* _Data supplied_
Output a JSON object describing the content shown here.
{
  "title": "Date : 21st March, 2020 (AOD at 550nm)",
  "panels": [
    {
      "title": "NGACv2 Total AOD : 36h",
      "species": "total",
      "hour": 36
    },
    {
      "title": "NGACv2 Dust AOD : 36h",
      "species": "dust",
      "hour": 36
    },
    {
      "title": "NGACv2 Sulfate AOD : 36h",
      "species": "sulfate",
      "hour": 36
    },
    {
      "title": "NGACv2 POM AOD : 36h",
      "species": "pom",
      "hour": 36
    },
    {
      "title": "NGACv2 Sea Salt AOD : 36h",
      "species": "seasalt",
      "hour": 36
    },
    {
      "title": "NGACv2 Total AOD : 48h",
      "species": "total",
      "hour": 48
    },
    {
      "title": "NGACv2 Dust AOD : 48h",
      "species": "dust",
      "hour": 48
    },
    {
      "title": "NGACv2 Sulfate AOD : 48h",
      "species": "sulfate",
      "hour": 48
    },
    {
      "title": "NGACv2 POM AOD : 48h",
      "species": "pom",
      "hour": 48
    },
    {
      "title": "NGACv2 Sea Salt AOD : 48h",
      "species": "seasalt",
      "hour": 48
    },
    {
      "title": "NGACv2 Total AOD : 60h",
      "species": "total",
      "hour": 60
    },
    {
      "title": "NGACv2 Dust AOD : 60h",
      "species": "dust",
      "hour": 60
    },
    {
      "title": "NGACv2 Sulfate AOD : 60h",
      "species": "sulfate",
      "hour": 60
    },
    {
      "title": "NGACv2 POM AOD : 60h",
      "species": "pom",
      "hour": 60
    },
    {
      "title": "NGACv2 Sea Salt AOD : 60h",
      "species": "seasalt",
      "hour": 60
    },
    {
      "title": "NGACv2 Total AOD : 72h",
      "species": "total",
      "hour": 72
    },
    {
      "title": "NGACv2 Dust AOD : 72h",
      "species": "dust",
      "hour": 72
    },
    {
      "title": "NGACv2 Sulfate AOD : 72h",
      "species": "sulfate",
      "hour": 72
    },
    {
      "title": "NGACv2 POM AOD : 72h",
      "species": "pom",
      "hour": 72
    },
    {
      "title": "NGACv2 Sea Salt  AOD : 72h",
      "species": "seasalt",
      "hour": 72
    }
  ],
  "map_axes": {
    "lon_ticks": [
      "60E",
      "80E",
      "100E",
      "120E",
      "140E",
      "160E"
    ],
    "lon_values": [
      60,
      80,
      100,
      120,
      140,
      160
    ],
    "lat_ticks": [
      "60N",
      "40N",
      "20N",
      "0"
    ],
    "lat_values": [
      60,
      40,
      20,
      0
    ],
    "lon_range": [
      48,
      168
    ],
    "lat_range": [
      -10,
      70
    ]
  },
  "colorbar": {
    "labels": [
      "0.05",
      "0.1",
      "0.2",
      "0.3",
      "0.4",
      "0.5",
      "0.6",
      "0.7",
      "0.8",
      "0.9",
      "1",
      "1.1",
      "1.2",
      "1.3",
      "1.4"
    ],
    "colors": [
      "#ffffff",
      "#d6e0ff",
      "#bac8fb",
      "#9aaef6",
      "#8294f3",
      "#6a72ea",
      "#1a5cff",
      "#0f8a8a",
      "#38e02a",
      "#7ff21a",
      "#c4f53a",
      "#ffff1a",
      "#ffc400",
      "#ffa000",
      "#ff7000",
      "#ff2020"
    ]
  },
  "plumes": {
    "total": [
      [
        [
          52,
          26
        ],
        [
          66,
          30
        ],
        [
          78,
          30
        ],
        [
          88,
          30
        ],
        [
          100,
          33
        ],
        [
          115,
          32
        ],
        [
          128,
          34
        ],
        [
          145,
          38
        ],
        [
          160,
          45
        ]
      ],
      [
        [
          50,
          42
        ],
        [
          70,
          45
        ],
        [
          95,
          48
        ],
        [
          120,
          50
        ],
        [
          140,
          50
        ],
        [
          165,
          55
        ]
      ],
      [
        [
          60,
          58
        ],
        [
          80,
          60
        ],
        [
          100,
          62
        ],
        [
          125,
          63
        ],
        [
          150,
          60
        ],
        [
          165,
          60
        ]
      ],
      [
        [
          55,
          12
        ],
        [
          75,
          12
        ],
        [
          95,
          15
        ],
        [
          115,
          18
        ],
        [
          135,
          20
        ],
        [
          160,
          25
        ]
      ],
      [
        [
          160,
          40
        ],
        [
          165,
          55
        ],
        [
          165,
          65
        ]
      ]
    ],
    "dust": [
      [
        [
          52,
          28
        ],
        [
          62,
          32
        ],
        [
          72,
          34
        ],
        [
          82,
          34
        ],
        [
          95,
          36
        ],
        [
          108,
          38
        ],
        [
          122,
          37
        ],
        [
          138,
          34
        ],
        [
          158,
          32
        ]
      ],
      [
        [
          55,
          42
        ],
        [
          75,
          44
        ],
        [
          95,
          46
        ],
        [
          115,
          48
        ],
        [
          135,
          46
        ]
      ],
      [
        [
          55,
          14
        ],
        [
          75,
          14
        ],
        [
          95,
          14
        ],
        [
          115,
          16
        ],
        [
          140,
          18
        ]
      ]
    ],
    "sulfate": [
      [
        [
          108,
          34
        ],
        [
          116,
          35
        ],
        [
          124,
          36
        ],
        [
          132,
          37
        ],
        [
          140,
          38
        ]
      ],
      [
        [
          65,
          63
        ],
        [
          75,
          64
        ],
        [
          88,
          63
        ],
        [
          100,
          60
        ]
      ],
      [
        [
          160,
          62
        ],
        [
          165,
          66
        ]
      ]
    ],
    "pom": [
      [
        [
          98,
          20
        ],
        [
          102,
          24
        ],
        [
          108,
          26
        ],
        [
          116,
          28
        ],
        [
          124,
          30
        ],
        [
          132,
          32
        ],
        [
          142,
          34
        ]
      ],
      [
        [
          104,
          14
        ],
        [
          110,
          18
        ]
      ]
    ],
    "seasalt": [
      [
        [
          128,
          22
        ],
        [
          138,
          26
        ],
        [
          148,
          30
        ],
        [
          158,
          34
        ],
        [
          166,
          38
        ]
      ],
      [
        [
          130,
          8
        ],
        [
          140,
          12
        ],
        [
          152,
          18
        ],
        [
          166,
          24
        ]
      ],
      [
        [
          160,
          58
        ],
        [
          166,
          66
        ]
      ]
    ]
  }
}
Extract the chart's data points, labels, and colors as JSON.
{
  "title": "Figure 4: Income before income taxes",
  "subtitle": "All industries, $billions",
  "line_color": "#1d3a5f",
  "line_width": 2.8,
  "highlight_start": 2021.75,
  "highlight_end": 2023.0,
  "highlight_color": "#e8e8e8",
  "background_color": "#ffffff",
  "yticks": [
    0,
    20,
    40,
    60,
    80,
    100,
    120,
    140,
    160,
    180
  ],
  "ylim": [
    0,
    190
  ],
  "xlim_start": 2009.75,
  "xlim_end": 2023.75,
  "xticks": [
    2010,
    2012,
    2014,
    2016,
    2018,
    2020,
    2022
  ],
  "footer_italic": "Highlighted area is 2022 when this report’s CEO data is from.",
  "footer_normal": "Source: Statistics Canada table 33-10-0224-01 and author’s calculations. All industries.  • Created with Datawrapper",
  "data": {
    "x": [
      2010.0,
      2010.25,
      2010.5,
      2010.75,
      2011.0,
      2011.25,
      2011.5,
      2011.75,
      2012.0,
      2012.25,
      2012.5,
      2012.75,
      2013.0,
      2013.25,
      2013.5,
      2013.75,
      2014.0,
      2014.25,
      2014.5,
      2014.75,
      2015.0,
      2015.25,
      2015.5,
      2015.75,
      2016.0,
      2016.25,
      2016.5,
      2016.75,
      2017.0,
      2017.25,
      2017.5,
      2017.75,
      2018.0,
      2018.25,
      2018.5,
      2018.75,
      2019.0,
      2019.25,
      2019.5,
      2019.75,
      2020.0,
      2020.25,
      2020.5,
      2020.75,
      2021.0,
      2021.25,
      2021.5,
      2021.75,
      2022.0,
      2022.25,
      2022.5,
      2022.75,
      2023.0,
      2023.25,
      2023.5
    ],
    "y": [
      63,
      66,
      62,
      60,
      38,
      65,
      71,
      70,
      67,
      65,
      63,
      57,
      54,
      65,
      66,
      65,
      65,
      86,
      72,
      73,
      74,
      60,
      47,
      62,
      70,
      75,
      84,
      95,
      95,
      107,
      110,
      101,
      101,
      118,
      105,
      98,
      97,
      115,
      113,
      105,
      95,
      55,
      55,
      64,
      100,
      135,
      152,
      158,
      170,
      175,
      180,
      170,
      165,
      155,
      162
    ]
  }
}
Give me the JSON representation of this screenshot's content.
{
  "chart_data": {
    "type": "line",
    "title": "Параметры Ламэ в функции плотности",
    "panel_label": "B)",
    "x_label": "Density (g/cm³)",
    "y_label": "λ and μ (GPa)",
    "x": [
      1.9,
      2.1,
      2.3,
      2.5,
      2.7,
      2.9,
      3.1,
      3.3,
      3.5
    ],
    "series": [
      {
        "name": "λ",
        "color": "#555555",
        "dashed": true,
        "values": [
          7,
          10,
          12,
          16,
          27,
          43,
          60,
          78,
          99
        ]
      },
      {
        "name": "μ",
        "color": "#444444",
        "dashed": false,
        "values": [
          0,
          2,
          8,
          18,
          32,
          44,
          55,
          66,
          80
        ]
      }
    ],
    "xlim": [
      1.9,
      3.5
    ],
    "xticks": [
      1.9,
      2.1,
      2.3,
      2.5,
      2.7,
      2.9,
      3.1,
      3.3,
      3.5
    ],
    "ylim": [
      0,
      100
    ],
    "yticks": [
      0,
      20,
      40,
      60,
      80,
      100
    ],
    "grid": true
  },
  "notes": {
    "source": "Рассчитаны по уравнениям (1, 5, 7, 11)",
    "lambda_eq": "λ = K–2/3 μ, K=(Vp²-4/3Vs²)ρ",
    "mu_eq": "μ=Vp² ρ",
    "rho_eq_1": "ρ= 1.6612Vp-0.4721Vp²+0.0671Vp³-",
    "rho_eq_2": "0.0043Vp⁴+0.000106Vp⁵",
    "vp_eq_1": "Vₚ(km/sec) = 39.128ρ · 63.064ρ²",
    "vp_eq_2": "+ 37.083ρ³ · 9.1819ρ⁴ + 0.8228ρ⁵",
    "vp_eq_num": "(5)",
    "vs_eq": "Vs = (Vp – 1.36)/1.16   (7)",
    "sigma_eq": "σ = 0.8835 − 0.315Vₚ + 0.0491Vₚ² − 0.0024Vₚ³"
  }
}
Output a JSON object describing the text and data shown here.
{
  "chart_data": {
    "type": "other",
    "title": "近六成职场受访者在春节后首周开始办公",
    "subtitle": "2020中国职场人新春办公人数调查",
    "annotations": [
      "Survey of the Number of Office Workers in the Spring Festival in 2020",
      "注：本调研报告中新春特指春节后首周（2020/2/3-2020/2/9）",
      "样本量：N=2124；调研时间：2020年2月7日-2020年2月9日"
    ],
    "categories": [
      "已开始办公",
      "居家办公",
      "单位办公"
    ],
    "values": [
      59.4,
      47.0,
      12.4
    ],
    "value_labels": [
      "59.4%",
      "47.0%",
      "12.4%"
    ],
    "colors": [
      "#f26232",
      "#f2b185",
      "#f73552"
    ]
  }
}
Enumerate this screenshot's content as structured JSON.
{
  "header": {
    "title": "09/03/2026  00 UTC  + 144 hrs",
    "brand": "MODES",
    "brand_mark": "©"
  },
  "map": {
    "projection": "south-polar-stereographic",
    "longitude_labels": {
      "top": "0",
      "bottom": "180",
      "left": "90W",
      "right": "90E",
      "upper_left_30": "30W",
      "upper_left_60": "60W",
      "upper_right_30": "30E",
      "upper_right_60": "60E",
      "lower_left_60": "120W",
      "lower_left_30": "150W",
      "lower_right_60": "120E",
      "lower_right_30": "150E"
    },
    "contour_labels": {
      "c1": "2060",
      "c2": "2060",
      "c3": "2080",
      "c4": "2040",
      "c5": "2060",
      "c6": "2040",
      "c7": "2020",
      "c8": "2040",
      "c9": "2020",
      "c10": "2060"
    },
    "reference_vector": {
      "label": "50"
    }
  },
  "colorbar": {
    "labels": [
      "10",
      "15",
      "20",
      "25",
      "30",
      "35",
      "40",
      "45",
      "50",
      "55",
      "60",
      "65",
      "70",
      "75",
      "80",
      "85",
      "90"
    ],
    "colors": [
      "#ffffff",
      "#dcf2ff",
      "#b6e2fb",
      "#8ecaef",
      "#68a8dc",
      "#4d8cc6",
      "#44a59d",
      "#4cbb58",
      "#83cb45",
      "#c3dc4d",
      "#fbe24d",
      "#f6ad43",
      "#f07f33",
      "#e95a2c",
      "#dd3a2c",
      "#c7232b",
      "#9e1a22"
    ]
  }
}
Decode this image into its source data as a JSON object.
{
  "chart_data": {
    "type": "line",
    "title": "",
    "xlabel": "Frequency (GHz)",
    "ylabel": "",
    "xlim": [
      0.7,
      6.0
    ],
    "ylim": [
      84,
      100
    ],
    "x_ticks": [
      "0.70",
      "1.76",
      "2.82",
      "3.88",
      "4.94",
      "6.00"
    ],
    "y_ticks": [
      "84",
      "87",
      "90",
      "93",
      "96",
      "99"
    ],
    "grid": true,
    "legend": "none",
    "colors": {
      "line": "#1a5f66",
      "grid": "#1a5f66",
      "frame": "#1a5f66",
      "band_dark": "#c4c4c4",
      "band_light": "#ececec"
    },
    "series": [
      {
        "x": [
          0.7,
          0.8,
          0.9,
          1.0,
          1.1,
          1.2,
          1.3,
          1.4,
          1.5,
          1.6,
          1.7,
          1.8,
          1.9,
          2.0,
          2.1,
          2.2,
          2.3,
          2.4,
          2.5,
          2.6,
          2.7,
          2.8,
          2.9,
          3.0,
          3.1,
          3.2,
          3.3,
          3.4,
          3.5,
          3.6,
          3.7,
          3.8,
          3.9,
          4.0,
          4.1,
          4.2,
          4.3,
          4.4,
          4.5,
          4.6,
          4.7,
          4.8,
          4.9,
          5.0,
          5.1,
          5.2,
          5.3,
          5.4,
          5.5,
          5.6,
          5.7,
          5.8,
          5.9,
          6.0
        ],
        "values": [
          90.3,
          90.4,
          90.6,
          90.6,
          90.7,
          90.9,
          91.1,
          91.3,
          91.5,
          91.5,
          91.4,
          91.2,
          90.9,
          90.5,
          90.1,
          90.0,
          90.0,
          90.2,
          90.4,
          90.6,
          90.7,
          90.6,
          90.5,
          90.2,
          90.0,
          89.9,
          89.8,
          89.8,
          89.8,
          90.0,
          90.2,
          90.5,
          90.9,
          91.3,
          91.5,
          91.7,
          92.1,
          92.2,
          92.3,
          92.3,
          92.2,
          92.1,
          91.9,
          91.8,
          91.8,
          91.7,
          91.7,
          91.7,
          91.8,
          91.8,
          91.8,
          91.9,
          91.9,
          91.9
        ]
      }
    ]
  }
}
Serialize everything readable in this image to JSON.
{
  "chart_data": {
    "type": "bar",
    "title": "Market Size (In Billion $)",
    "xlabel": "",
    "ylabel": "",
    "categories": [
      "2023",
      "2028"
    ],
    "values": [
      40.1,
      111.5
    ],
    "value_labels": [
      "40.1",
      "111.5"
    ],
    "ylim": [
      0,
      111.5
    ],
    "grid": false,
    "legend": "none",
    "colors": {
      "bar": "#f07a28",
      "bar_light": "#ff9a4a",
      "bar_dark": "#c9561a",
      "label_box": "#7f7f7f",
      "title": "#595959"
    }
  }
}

* _Given request_
Search the preceding listing for the word "type" and pull out every line that holds it.

* _Right answer_
    "type": "line",
    "type": "other",
    "type": "line",
    "type": "bar",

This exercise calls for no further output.